_WHAT THIS TASK INVOLVES_
Omit all images. Write out the rest of the material exactly.

_SUPPLIED RECORDS_
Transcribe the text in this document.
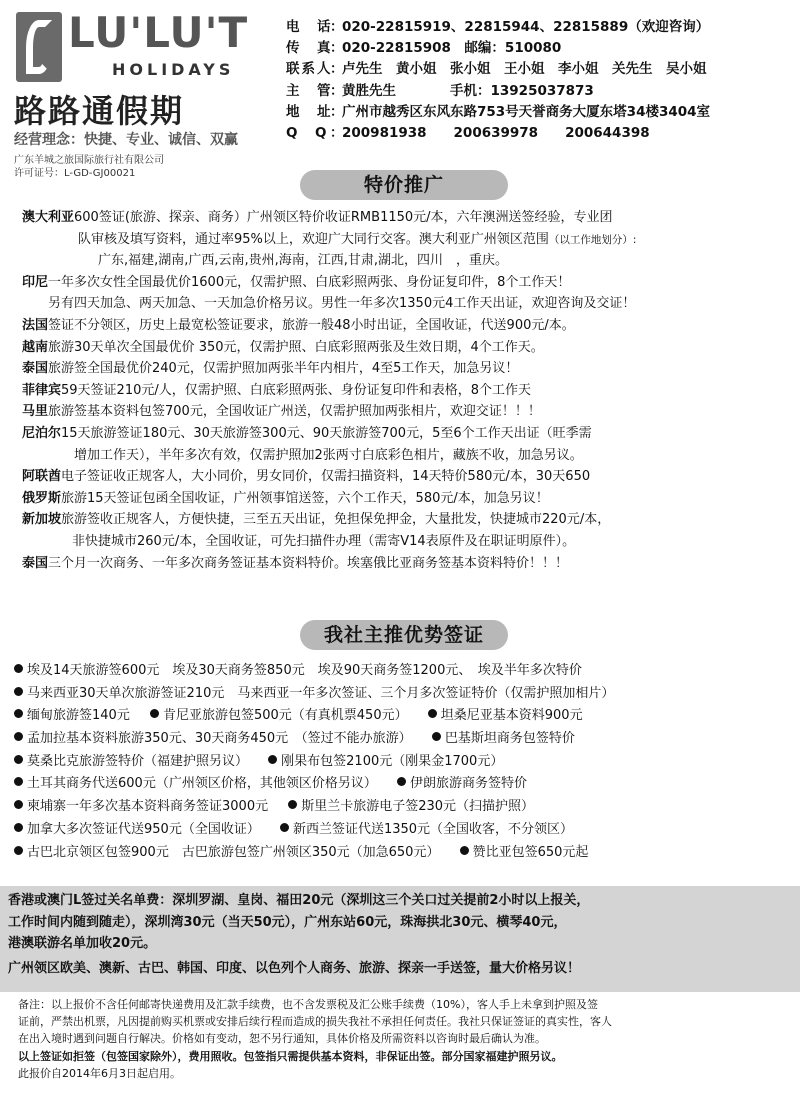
LU'LU'T
HOLIDAYS
路路通假期
经营理念：快捷、专业、诚信、双赢
广东羊城之旅国际旅行社有限公司
许可证号：L-GD-GJ00021
电　话
：
020-22815919、22815944、22815889（欢迎咨询）
传　真
：
020-22815908　邮编：510080
联系人
：
卢先生　黄小姐　张小姐　王小姐　李小姐　关先生　吴小姐
主　管
：
黄胜先生　　　　手机：13925037873
地　址
：
广州市越秀区东风东路753号天誉商务大厦东塔34楼3404室
Q　Q ：
200981938　　200639978　　200644398
特价推广
澳大利亚600签证(旅游、探亲、商务）广州领区特价收证RMB1150元/本，六年澳洲送签经验，专业团
队审核及填写资料，通过率95%以上，欢迎广大同行交客。澳大利亚广州领区范围（以工作地划分）:
广东,福建,湖南,广西,云南,贵州,海南，江西,甘肃,湖北，四川　，重庆。
印尼一年多次女性全国最优价1600元，仅需护照、白底彩照两张、身份证复印件，8个工作天！
另有四天加急、两天加急、一天加急价格另议。男性一年多次1350元4工作天出证，欢迎咨询及交证！
法国签证不分领区，历史上最宽松签证要求，旅游一般48小时出证，全国收证，代送900元/本。
越南旅游30天单次全国最优价 350元，仅需护照、白底彩照两张及生效日期，4个工作天。
泰国旅游签全国最优价240元，仅需护照加两张半年内相片，4至5工作天，加急另议！
菲律宾59天签证210元/人，仅需护照、白底彩照两张、身份证复印件和表格，8个工作天
马里旅游签基本资料包签700元，全国收证广州送，仅需护照加两张相片，欢迎交证！！！
尼泊尔15天旅游签证180元、30天旅游签300元、90天旅游签700元，5至6个工作天出证（旺季需
增加工作天），半年多次有效，仅需护照加2张两寸白底彩色相片，藏族不收，加急另议。
阿联酋电子签证收正规客人，大小同价，男女同价，仅需扫描资料，14天特价580元/本，30天650
俄罗斯旅游15天签证包函全国收证，广州领事馆送签，六个工作天，580元/本，加急另议！
新加坡旅游签收正规客人，方便快捷，三至五天出证，免担保免押金，大量批发，快捷城市220元/本，
非快捷城市260元/本，全国收证，可先扫描件办理（需寄V14表原件及在职证明原件）。
泰国三个月一次商务、一年多次商务签证基本资料特价。埃塞俄比亚商务签基本资料特价！！！
我社主推优势签证
埃及14天旅游签600元　埃及30天商务签850元　埃及90天商务签1200元、　埃及半年多次特价
马来西亚30天单次旅游签证210元　马来西亚一年多次签证、三个月多次签证特价（仅需护照加相片）
缅甸旅游签140元	肯尼亚旅游包签500元（有真机票450元）	坦桑尼亚基本资料900元
孟加拉基本资料旅游350元、30天商务450元　（签过不能办旅游）	巴基斯坦商务包签特价
莫桑比克旅游签特价（福建护照另议）	刚果布包签2100元（刚果金1700元）
土耳其商务代送600元（广州领区价格，其他领区价格另议）	伊朗旅游商务签特价
柬埔寨一年多次基本资料商务签证3000元	斯里兰卡旅游电子签230元（扫描护照）
加拿大多次签证代送950元（全国收证）	新西兰签证代送1350元（全国收客，不分领区）
古巴北京领区包签900元　古巴旅游包签广州领区350元（加急650元）	赞比亚包签650元起
香港或澳门L签过关名单费：深圳罗湖、皇岗、福田20元（深圳这三个关口过关提前2小时以上报关，
工作时间内随到随走），深圳湾30元（当天50元），广州东站60元，珠海拱北30元、横琴40元，
港澳联游名单加收20元。
广州领区欧美、澳新、古巴、韩国、印度、以色列个人商务、旅游、探亲一手送签，量大价格另议！
备注：以上报价不含任何邮寄快递费用及汇款手续费，也不含发票税及汇公账手续费（10%），客人手上未拿到护照及签
证前，严禁出机票，凡因提前购买机票或安排后续行程而造成的损失我社不承担任何责任。我社只保证签证的真实性，客人
在出入境时遇到问题自行解决。价格如有变动，恕不另行通知，具体价格及所需资料以咨询时最后确认为准。
以上签证如拒签（包签国家除外），费用照收。包签指只需提供基本资料，非保证出签。部分国家福建护照另议。
此报价自2014年6月3日起启用。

_COMPLETE ANSWER_
Transcribe the text in this document.
LU'LU'T
HOLIDAYS
路路通假期
经营理念：快捷、专业、诚信、双赢
广东羊城之旅国际旅行社有限公司
许可证号：L-GD-GJ00021
电　话
：
020-22815919、22815944、22815889（欢迎咨询）
传　真
：
020-22815908　邮编：510080
联系人
：
卢先生　黄小姐　张小姐　王小姐　李小姐　关先生　吴小姐
主　管
：
黄胜先生　　　　手机：13925037873
地　址
：
广州市越秀区东风东路753号天誉商务大厦东塔34楼3404室
Q　Q ：
200981938　　200639978　　200644398
特价推广
澳大利亚600签证(旅游、探亲、商务）广州领区特价收证RMB1150元/本，六年澳洲送签经验，专业团
队审核及填写资料，通过率95%以上，欢迎广大同行交客。澳大利亚广州领区范围（以工作地划分）:
广东,福建,湖南,广西,云南,贵州,海南，江西,甘肃,湖北，四川　，重庆。
印尼一年多次女性全国最优价1600元，仅需护照、白底彩照两张、身份证复印件，8个工作天！
另有四天加急、两天加急、一天加急价格另议。男性一年多次1350元4工作天出证，欢迎咨询及交证！
法国签证不分领区，历史上最宽松签证要求，旅游一般48小时出证，全国收证，代送900元/本。
越南旅游30天单次全国最优价 350元，仅需护照、白底彩照两张及生效日期，4个工作天。
泰国旅游签全国最优价240元，仅需护照加两张半年内相片，4至5工作天，加急另议！
菲律宾59天签证210元/人，仅需护照、白底彩照两张、身份证复印件和表格，8个工作天
马里旅游签基本资料包签700元，全国收证广州送，仅需护照加两张相片，欢迎交证！！！
尼泊尔15天旅游签证180元、30天旅游签300元、90天旅游签700元，5至6个工作天出证（旺季需
增加工作天），半年多次有效，仅需护照加2张两寸白底彩色相片，藏族不收，加急另议。
阿联酋电子签证收正规客人，大小同价，男女同价，仅需扫描资料，14天特价580元/本，30天650
俄罗斯旅游15天签证包函全国收证，广州领事馆送签，六个工作天，580元/本，加急另议！
新加坡旅游签收正规客人，方便快捷，三至五天出证，免担保免押金，大量批发，快捷城市220元/本，
非快捷城市260元/本，全国收证，可先扫描件办理（需寄V14表原件及在职证明原件）。
泰国三个月一次商务、一年多次商务签证基本资料特价。埃塞俄比亚商务签基本资料特价！！！
我社主推优势签证
埃及14天旅游签600元　埃及30天商务签850元　埃及90天商务签1200元、　埃及半年多次特价
马来西亚30天单次旅游签证210元　马来西亚一年多次签证、三个月多次签证特价（仅需护照加相片）
缅甸旅游签140元	肯尼亚旅游包签500元（有真机票450元）	坦桑尼亚基本资料900元
孟加拉基本资料旅游350元、30天商务450元　（签过不能办旅游）	巴基斯坦商务包签特价
莫桑比克旅游签特价（福建护照另议）	刚果布包签2100元（刚果金1700元）
土耳其商务代送600元（广州领区价格，其他领区价格另议）	伊朗旅游商务签特价
柬埔寨一年多次基本资料商务签证3000元	斯里兰卡旅游电子签230元（扫描护照）
加拿大多次签证代送950元（全国收证）	新西兰签证代送1350元（全国收客，不分领区）
古巴北京领区包签900元　古巴旅游包签广州领区350元（加急650元）	赞比亚包签650元起
香港或澳门L签过关名单费：深圳罗湖、皇岗、福田20元（深圳这三个关口过关提前2小时以上报关，
工作时间内随到随走），深圳湾30元（当天50元），广州东站60元，珠海拱北30元、横琴40元，
港澳联游名单加收20元。
广州领区欧美、澳新、古巴、韩国、印度、以色列个人商务、旅游、探亲一手送签，量大价格另议！
备注：以上报价不含任何邮寄快递费用及汇款手续费，也不含发票税及汇公账手续费（10%），客人手上未拿到护照及签
证前，严禁出机票，凡因提前购买机票或安排后续行程而造成的损失我社不承担任何责任。我社只保证签证的真实性，客人
在出入境时遇到问题自行解决。价格如有变动，恕不另行通知，具体价格及所需资料以咨询时最后确认为准。
以上签证如拒签（包签国家除外），费用照收。包签指只需提供基本资料，非保证出签。部分国家福建护照另议。
此报价自2014年6月3日起启用。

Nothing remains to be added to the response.